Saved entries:
'''
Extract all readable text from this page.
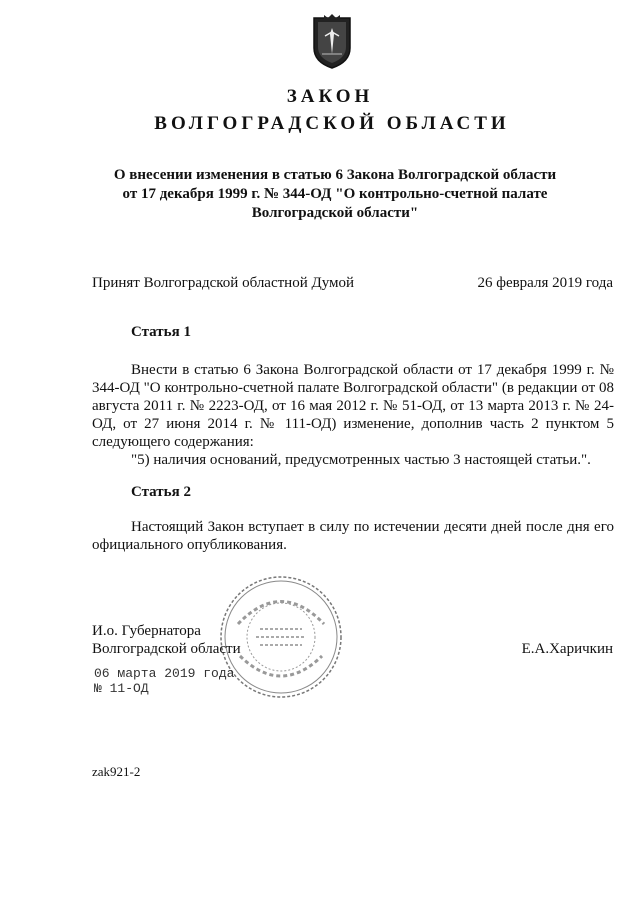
ЗАКОН
ВОЛГОГРАДСКОЙ ОБЛАСТИ
О внесении изменения в статью 6 Закона Волгоградской области
от 17 декабря 1999 г. № 344-ОД "О контрольно-счетной палате
Волгоградской области"
Принят Волгоградской областной Думой	26 февраля 2019 года
Статья 1

Внести в статью 6 Закона Волгоградской области от 17 декабря 1999 г. № 344-ОД "О контрольно-счетной палате Волгоградской области" (в редакции от 08 августа 2011 г. № 2223-ОД, от 16 мая 2012 г. № 51-ОД, от 13 марта 2013 г. № 24-ОД, от 27 июня 2014 г. № 111-ОД) изменение, дополнив часть 2 пунктом 5 следующего содержания:

"5) наличия оснований, предусмотренных частью 3 настоящей статьи.".

Статья 2

Настоящий Закон вступает в силу по истечении десяти дней после дня его официального опубликования.

И.о. Губернатора
Волгоградской области	Е.А.Харичкин
06 марта 2019 года
№ 11-ОД
zak921-2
'''
Exercise: Scan the material line by line and report each one that contains "контрольно".

Solution:
от 17 декабря 1999 г. № 344-ОД "О контрольно-счетной палате
Внести в статью 6 Закона Волгоградской области от 17 декабря 1999 г. № 344-ОД "О контрольно-счетной палате Волгоградской области" (в редакции от 08 августа 2011 г. № 2223-ОД, от 16 мая 2012 г. № 51-ОД, от 13 марта 2013 г. № 24-ОД, от 27 июня 2014 г. № 111-ОД) изменение, дополнив часть 2 пунктом 5 следующего содержания:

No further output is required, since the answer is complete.